PROBLEM SET
a: According to the Growing Up Absurd excerpt, what does necessity give?
b: Summarize the Growing Up Absurd excerpt in two sentences.
c: Carry on the Growing Up Absurd excerpt from its final sentence.

Growing Up Absurd: Problems of Youth in the Organized Society by Goodman Paul
Author:Goodman, Paul [Goodman, Paul]
Language: eng
Format: epub, azw3, mobi
Publisher: Random House Inc Clients
Published: 2011-12-13T05:00:00+00:00
7.
Balked, not taken seriously, deprived of great objects and available opportunities, and in an atmosphere that does not encourage service—it is hard to have faith, to feel justified, to have a calling, or win honor. But what then fills the places of these? for every experience that a human being has is a whole way-of-being-in-the-world.
First, necessity gives justification. Having something that you must do, solves the problem of having something to do. Necessary behavior may or may not be honorable. To wrest subsistence is necessary and honorable. If a young man falls in love, a temporary psychosis, his entire day is under the iron rule of necessity, foolishly and honorably; he has something to do, if only to watch under a window. When the class struggle against exploitation was lively, it was something necessary and honorable to engage in. Indeed, it is a major defect of our present organized system and the economy of abundance that, without providing great goals, it has taken away some of the important real necessities, leaving people with nothing to do.

DATA SECTION
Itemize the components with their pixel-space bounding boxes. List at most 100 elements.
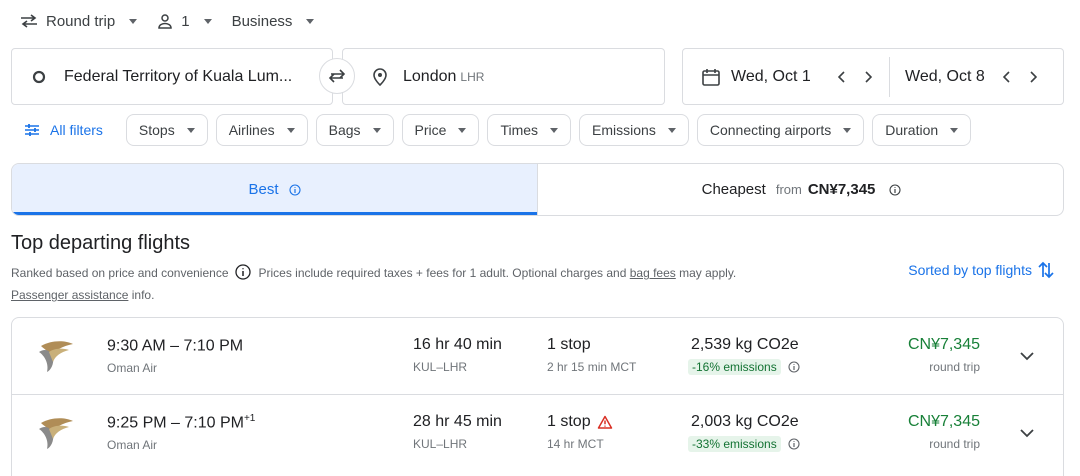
flight-stops-cell: 1 stop 14 hr MCT <box>547 413 613 451</box>
flight-stops-cell: 1 stop 2 hr 15 min MCT <box>547 336 636 374</box>
caret-down-icon <box>372 127 381 133</box>
origin-circle-icon <box>32 70 46 84</box>
duration: 16 hr 40 min <box>413 336 502 353</box>
location-pin-icon <box>373 67 387 86</box>
trip-type-select[interactable]: Round trip <box>20 12 138 30</box>
prices-text: Prices include required taxes + fees for… <box>258 266 627 280</box>
oman-air-logo-icon <box>37 415 75 451</box>
passengers-count: 1 <box>181 12 190 30</box>
tab-cheapest-label: Cheapest <box>701 181 766 198</box>
passengers-select[interactable]: 1 <box>157 12 212 30</box>
price-note: round trip <box>929 437 980 451</box>
stops-line: 1 stop <box>547 413 613 431</box>
bag-fees-link[interactable]: bag fees <box>630 266 676 280</box>
stops: 1 stop <box>547 413 591 430</box>
cabin-class-label: Business <box>231 12 293 30</box>
flight-price-cell: CN¥7,345 round trip <box>908 413 980 451</box>
chip-label: Emissions <box>592 122 656 138</box>
info-icon[interactable] <box>788 361 800 373</box>
info-icon[interactable] <box>788 438 800 450</box>
duration: 28 hr 45 min <box>413 413 502 430</box>
chip-label: Duration <box>885 122 939 138</box>
return-prev-day-button[interactable] <box>994 64 1020 90</box>
passenger-assistance-link[interactable]: Passenger assistance <box>11 288 128 302</box>
emissions-badge: -33% emissions <box>688 436 781 452</box>
depart-next-day-button[interactable] <box>855 64 881 90</box>
stops: 1 stop <box>547 336 591 353</box>
filter-stops[interactable]: Stops <box>125 114 208 146</box>
filter-times[interactable]: Times <box>487 114 572 146</box>
return-next-day-button[interactable] <box>1020 64 1046 90</box>
flight-times: 9:30 AM – 7:10 PM <box>107 336 243 355</box>
may-apply-text: may apply. <box>679 266 737 280</box>
airline-name: Oman Air <box>107 361 158 376</box>
depart-prev-day-button[interactable] <box>829 64 855 90</box>
caret-down-icon <box>667 127 676 133</box>
chip-label: Airlines <box>228 122 275 138</box>
info-icon[interactable] <box>234 264 251 280</box>
flight-row[interactable]: 9:30 AM – 7:10 PM Oman Air 16 hr 40 min … <box>12 318 1063 395</box>
swap-icon <box>327 68 347 84</box>
depart-date-field[interactable]: Wed, Oct 1 <box>683 49 889 104</box>
caret-down-icon <box>843 127 852 133</box>
ranked-text: Ranked based on price and convenience <box>11 266 229 280</box>
calendar-icon <box>701 67 721 87</box>
expand-chevron-icon[interactable] <box>1015 344 1039 368</box>
tab-best-label: Best <box>248 181 279 198</box>
chevron-left-icon <box>1002 70 1010 83</box>
info-icon[interactable] <box>889 183 901 196</box>
all-filters-label: All filters <box>50 122 103 138</box>
return-date-field[interactable]: Wed, Oct 8 <box>890 49 1046 104</box>
filter-price[interactable]: Price <box>401 114 480 146</box>
day-offset: +1 <box>243 413 256 424</box>
return-date-value: Wed, Oct 8 <box>905 67 985 85</box>
tab-cheapest[interactable]: Cheapest from CN¥7,345 <box>538 164 1063 215</box>
info-suffix-text: info. <box>131 288 155 302</box>
chip-label: Stops <box>138 122 175 138</box>
times-text: 9:25 PM – 7:10 PM <box>107 414 244 432</box>
flight-times-cell: 9:30 AM – 7:10 PM Oman Air <box>107 336 243 375</box>
all-filters-button[interactable]: All filters <box>24 122 103 138</box>
filter-duration[interactable]: Duration <box>872 114 972 146</box>
route: KUL–LHR <box>413 437 468 451</box>
flight-list: 9:30 AM – 7:10 PM Oman Air 16 hr 40 min … <box>11 317 1064 476</box>
price: CN¥7,345 <box>907 336 980 353</box>
filter-bags[interactable]: Bags <box>315 114 394 146</box>
origin-field[interactable]: Federal Territory of Kuala Lum... <box>11 48 333 105</box>
chevron-left-icon <box>837 70 845 83</box>
layover: 14 hr MCT <box>547 437 604 451</box>
filter-connecting-airports[interactable]: Connecting airports <box>696 114 865 146</box>
caret-down-icon <box>950 127 959 133</box>
flight-row[interactable]: 9:25 PM – 7:10 PM+1 Oman Air 28 hr 45 mi… <box>12 395 1063 476</box>
person-icon <box>157 13 173 29</box>
info-icon[interactable] <box>288 183 301 196</box>
chevron-right-icon <box>1030 70 1037 83</box>
layover: 2 hr 15 min MCT <box>547 360 637 374</box>
destination-field[interactable]: London LHR <box>342 48 665 105</box>
tab-best[interactable]: Best <box>12 164 538 215</box>
expand-chevron-icon[interactable] <box>1015 421 1039 445</box>
flight-emissions-cell: 2,539 kg CO2e -16% emissions <box>688 336 800 375</box>
caret-down-icon <box>203 18 212 24</box>
filter-emissions[interactable]: Emissions <box>579 114 689 146</box>
oman-air-logo-icon <box>37 338 75 374</box>
tab-cheapest-from: from <box>775 182 802 197</box>
caret-down-icon <box>286 127 295 133</box>
destination-code: LHR <box>460 69 485 84</box>
filter-airlines[interactable]: Airlines <box>215 114 308 146</box>
caret-down-icon <box>306 18 315 24</box>
airline-name: Oman Air <box>107 438 158 453</box>
sort-by-button[interactable]: Sorted by top flights <box>908 261 1054 279</box>
swap-locations-button[interactable] <box>319 58 355 94</box>
trip-type-label: Round trip <box>46 12 116 30</box>
sort-by-label: Sorted by top flights <box>908 262 1032 278</box>
cabin-class-select[interactable]: Business <box>232 13 315 30</box>
price-note: round trip <box>929 360 980 374</box>
route: KUL–LHR <box>413 360 468 374</box>
results-heading: Top departing flights <box>11 232 191 254</box>
chip-label: Times <box>500 122 539 138</box>
date-range-field: Wed, Oct 1 Wed, Oct 8 <box>682 48 1064 105</box>
chevron-right-icon <box>865 70 872 83</box>
price: CN¥7,345 <box>907 413 980 430</box>
chip-label: Price <box>414 122 447 138</box>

EXPECTED RESULTS
a: Necessity gives justification.

b: Young people who are balked, not taken seriously, and deprived of great objects and opportunities find it hard to have faith, feel justified, have a calling, or win honor. Necessity gives justification because having something one must do solves the problem of having something to do, and the present organized system and economy of abundance have removed important real necessities without providing great goals, leaving people with nothing to do.

c:
The void is soon filled. Behavior like going into debt on the installment plan, gives an artificial but then real necessity, something to do, paying up. This is the Rat Race, but I doubt that it would be run if people did not need its justifying necessity, for the commodities themselves are not that attractive. Young fellows drift into narcotics, and then find that they have something they must do all day, looking for a connection and a fix, and how to get the loot. Compulsive sex-hunting is something to do. By dividing into rival gangs, as Clausewitz pointed out long ago, it is possible to create a state of uncertainty of what the enemy is up to, that keeps you constantly on your toes. This is a condition, also, apt to raise the ante, for no matter how you have planned to stay within limits, you can never be sure that the others won’t take advantage. Many of the apparently pointless repeated risks that juveniles take, where there cannot be any kick left in the exploit itself, make a little sense when we learn that there is a competition: Carlos has stolen twenty-six cars, Pedro twenty-three, and each is driven by necessity not to be worsted, especially since the others come along for the rides. (But Carlos has an unfair advantage because he had gone as a punishment to a “Vocational High School” where he took auto mechanics.)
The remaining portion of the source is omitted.